Collected data entries:
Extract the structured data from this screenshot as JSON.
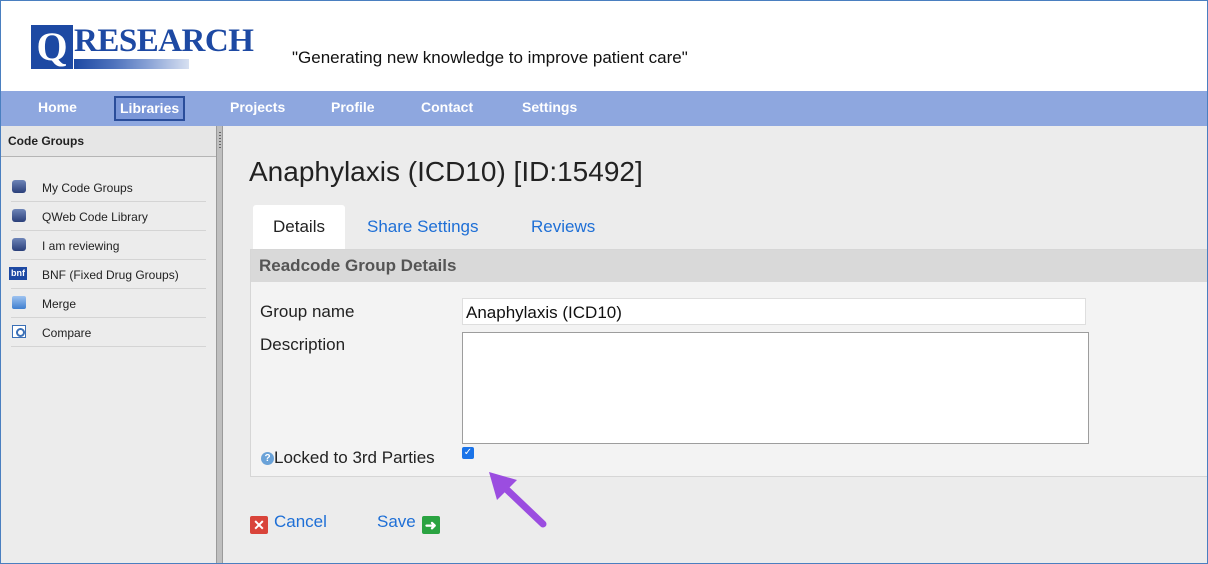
{
  "brand": {
    "logo_letter": "Q",
    "logo_text": "RESEARCH",
    "tagline": "\"Generating new knowledge to improve patient care\""
  },
  "nav": [
    "Home",
    "Libraries",
    "Projects",
    "Profile",
    "Contact",
    "Settings"
  ],
  "nav_active": "Libraries",
  "sidebar": {
    "title": "Code Groups",
    "items": [
      {
        "label": "My Code Groups",
        "icon": "database-icon"
      },
      {
        "label": "QWeb Code Library",
        "icon": "database-icon"
      },
      {
        "label": "I am reviewing",
        "icon": "database-icon"
      },
      {
        "label": "BNF (Fixed Drug Groups)",
        "icon": "bnf-icon",
        "icon_text": "bnf"
      },
      {
        "label": "Merge",
        "icon": "merge-icon"
      },
      {
        "label": "Compare",
        "icon": "compare-icon"
      }
    ]
  },
  "main": {
    "title": "Anaphylaxis (ICD10) [ID:15492]",
    "tabs": [
      "Details",
      "Share Settings",
      "Reviews"
    ],
    "active_tab": "Details",
    "panel_title": "Readcode Group Details",
    "fields": {
      "group_name_label": "Group name",
      "group_name_value": "Anaphylaxis (ICD10)",
      "description_label": "Description",
      "description_value": "",
      "locked_label": "Locked to 3rd Parties",
      "locked_checked": true
    },
    "actions": {
      "cancel": "Cancel",
      "save": "Save"
    }
  },
  "colors": {
    "nav_bg": "#8ea7df",
    "brand_blue": "#1d49a3",
    "link": "#1e6fd6",
    "annotation_arrow": "#9b4de0"
  }
}
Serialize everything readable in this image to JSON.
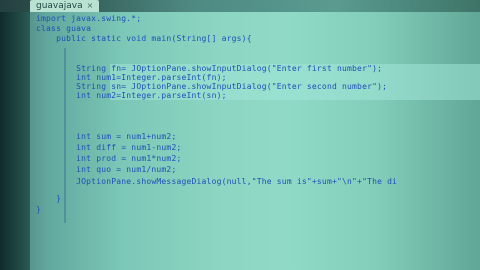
{
  "tab": {
    "label": "guavajava",
    "close": "×"
  },
  "code_lines": [
    "import javax.swing.*;",
    "class guava",
    "    public static void main(String[] args){",
    "",
    "        String fn= JOptionPane.showInputDialog(\"Enter first number\");",
    "        int num1=Integer.parseInt(fn);",
    "        String sn= JOptionPane.showInputDialog(\"Enter second number\");",
    "        int num2=Integer.parseInt(sn);",
    "",
    "",
    "        int sum = num1+num2;",
    "        int diff = num1-num2;",
    "        int prod = num1*num2;",
    "        int quo = num1/num2;",
    "        JOptionPane.showMessageDialog(null,\"The sum is\"+sum+\"\\n\"+\"The di",
    "    }",
    "}"
  ],
  "colors": {
    "text": "#1f4fb8",
    "background": "#7dd2bc",
    "tab": "#b9e2d3"
  }
}
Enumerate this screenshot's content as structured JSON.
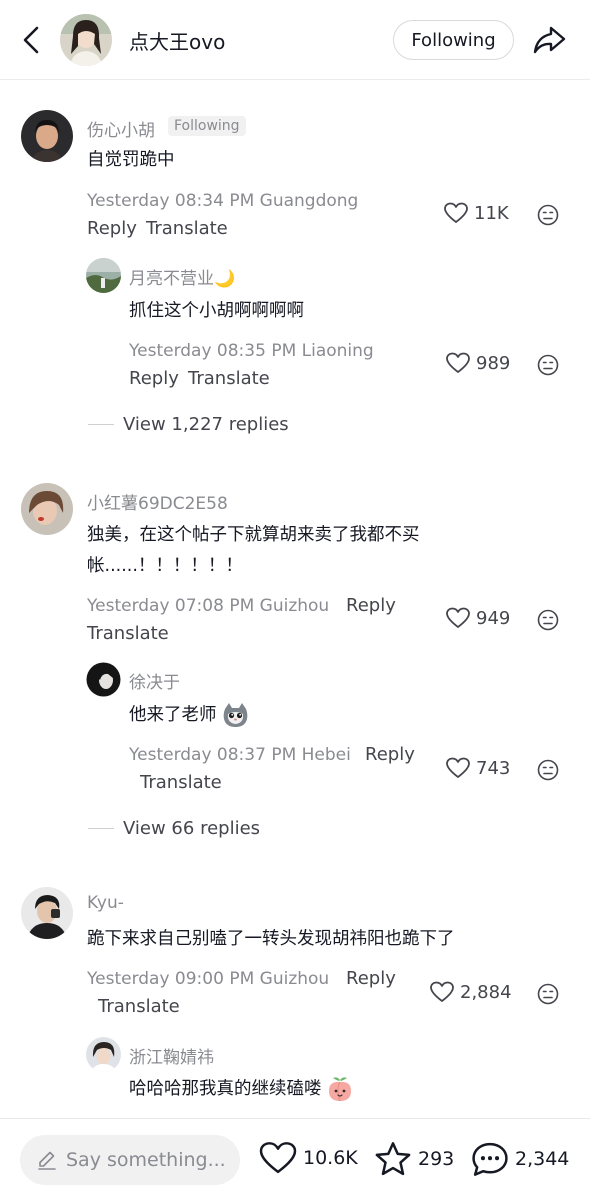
{
  "header": {
    "title": "点大王ovo",
    "following_label": "Following"
  },
  "comments": [
    {
      "user": "伤心小胡",
      "badge": "Following",
      "lines": [
        "自觉罚跪中"
      ],
      "meta": "Yesterday 08:34 PM Guangdong",
      "reply": "Reply",
      "translate": "Translate",
      "likes": "11K",
      "sub": {
        "user": "月亮不营业🌙",
        "lines": [
          "抓住这个小胡啊啊啊啊"
        ],
        "meta": "Yesterday 08:35 PM Liaoning",
        "reply": "Reply",
        "translate": "Translate",
        "likes": "989"
      },
      "view_more": "View 1,227 replies"
    },
    {
      "user": "小红薯69DC2E58",
      "lines": [
        "独美，在这个帖子下就算胡来卖了我都不买",
        "帐......！！！！！！"
      ],
      "meta": "Yesterday 07:08 PM Guizhou",
      "reply": "Reply",
      "translate": "Translate",
      "likes": "949",
      "sub": {
        "user": "徐决于",
        "lines": [
          "他来了老师"
        ],
        "meta": "Yesterday 08:37 PM Hebei",
        "reply": "Reply",
        "translate": "Translate",
        "likes": "743"
      },
      "view_more": "View 66 replies"
    },
    {
      "user": "Kyu-",
      "lines": [
        "跪下来求自己别嗑了一转头发现胡祎阳也跪下了"
      ],
      "meta": "Yesterday 09:00 PM Guizhou",
      "reply": "Reply",
      "translate": "Translate",
      "likes": "2,884",
      "sub": {
        "user": "浙江鞠婧祎",
        "lines": [
          "哈哈哈那我真的继续磕喽"
        ]
      }
    }
  ],
  "bottom": {
    "placeholder": "Say something...",
    "likes": "10.6K",
    "stars": "293",
    "comments": "2,344"
  },
  "icons": {
    "back": "chevron-left-icon",
    "share": "share-arrow-icon",
    "like": "heart-icon",
    "dislike": "dislike-face-icon",
    "star": "star-icon",
    "comment": "comment-bubble-icon",
    "edit": "pencil-icon"
  },
  "colors": {
    "text": "#161823",
    "secondary": "#8a8b91",
    "action": "#45464d",
    "badge_bg": "#f1f1f2"
  }
}
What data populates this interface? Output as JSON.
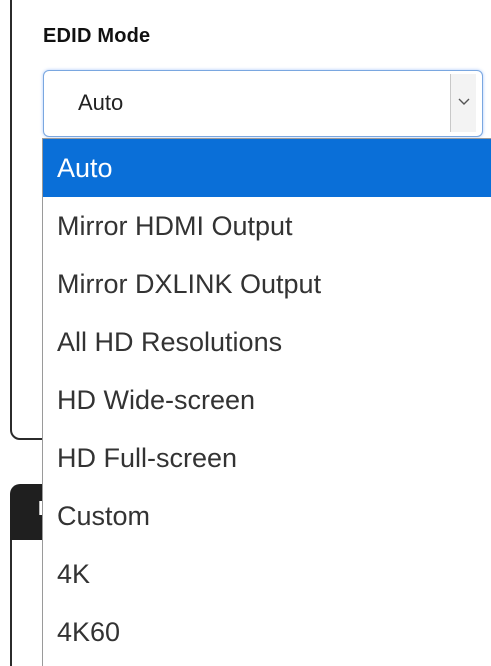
{
  "edid_section": {
    "label": "EDID Mode",
    "select": {
      "value": "Auto",
      "arrow_icon": "chevron-down-icon"
    },
    "options": [
      {
        "label": "Auto",
        "selected": true
      },
      {
        "label": "Mirror HDMI Output",
        "selected": false
      },
      {
        "label": "Mirror DXLINK Output",
        "selected": false
      },
      {
        "label": "All HD Resolutions",
        "selected": false
      },
      {
        "label": "HD Wide-screen",
        "selected": false
      },
      {
        "label": "HD Full-screen",
        "selected": false
      },
      {
        "label": "Custom",
        "selected": false
      },
      {
        "label": "4K",
        "selected": false
      },
      {
        "label": "4K60",
        "selected": false
      }
    ]
  },
  "second_panel": {
    "header_text": "H"
  },
  "colors": {
    "selected_option_bg": "#0a6fd8",
    "select_focus_border": "#7aa7e0",
    "panel_header_bg": "#1f1f1f"
  }
}
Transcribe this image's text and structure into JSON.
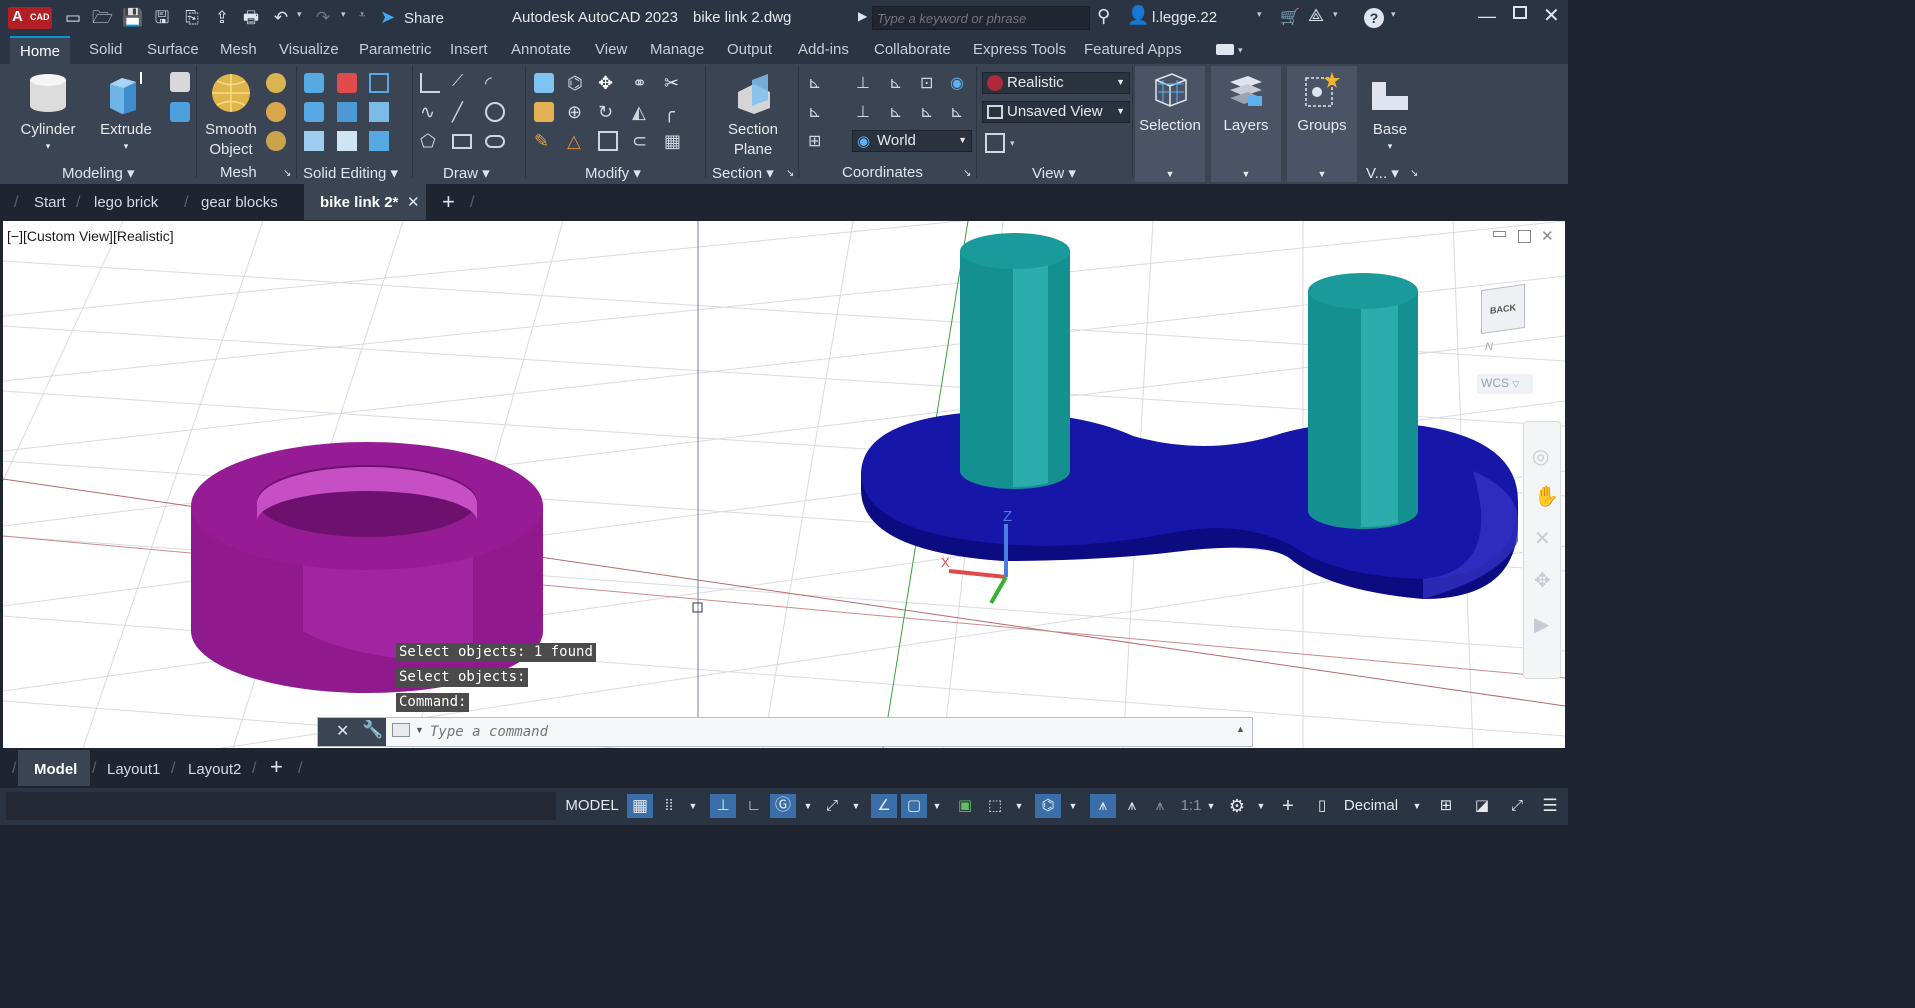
{
  "titlebar": {
    "app_badge": "A",
    "app_badge_sub": "CAD",
    "share_label": "Share",
    "app_title": "Autodesk AutoCAD 2023",
    "file_title": "bike link 2.dwg",
    "search_placeholder": "Type a keyword or phrase",
    "user_name": "l.legge.22",
    "help_label": "?"
  },
  "ribbon_tabs": [
    "Home",
    "Solid",
    "Surface",
    "Mesh",
    "Visualize",
    "Parametric",
    "Insert",
    "Annotate",
    "View",
    "Manage",
    "Output",
    "Add-ins",
    "Collaborate",
    "Express Tools",
    "Featured Apps"
  ],
  "ribbon": {
    "cylinder_label": "Cylinder",
    "extrude_label": "Extrude",
    "smooth_object_label1": "Smooth",
    "smooth_object_label2": "Object",
    "section_plane_label1": "Section",
    "section_plane_label2": "Plane",
    "visual_style": "Realistic",
    "named_view": "Unsaved View",
    "ucs_name": "World",
    "selection_label": "Selection",
    "layers_label": "Layers",
    "groups_label": "Groups",
    "base_label": "Base",
    "panels": {
      "modeling": "Modeling",
      "mesh": "Mesh",
      "solid_editing": "Solid Editing",
      "draw": "Draw",
      "modify": "Modify",
      "section": "Section",
      "coordinates": "Coordinates",
      "view": "View",
      "view_short": "V..."
    }
  },
  "doc_tabs": [
    "Start",
    "lego brick",
    "gear blocks",
    "bike link 2*"
  ],
  "viewport": {
    "view_label": "[−][Custom View][Realistic]",
    "viewcube_face": "BACK",
    "viewcube_n": "N",
    "wcs_label": "WCS",
    "ucs_z": "Z",
    "ucs_x": "X",
    "cmd_history": [
      "Select objects:",
      "1 found",
      "Select objects:",
      "Command:"
    ],
    "cmd_placeholder": "Type a command"
  },
  "layout_tabs": [
    "Model",
    "Layout1",
    "Layout2"
  ],
  "statusbar": {
    "model_label": "MODEL",
    "scale_label": "1:1",
    "units_label": "Decimal"
  },
  "colors": {
    "accent": "#0696d7",
    "ring": "#8e1a8e",
    "link_plate": "#1616a8",
    "pins": "#1a9a9a"
  }
}
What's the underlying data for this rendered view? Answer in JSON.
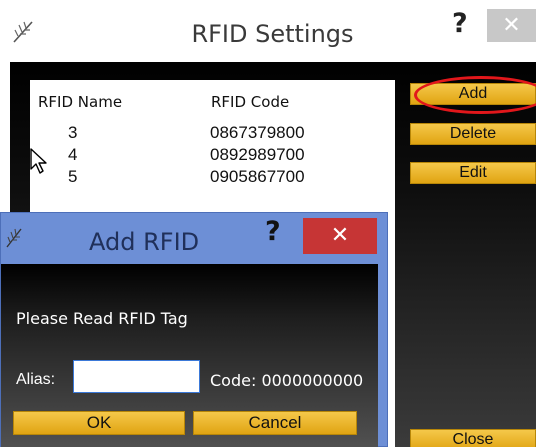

Task statement:
Tell how many lines of the data include the word "structured", and nothing else.

The reply:
2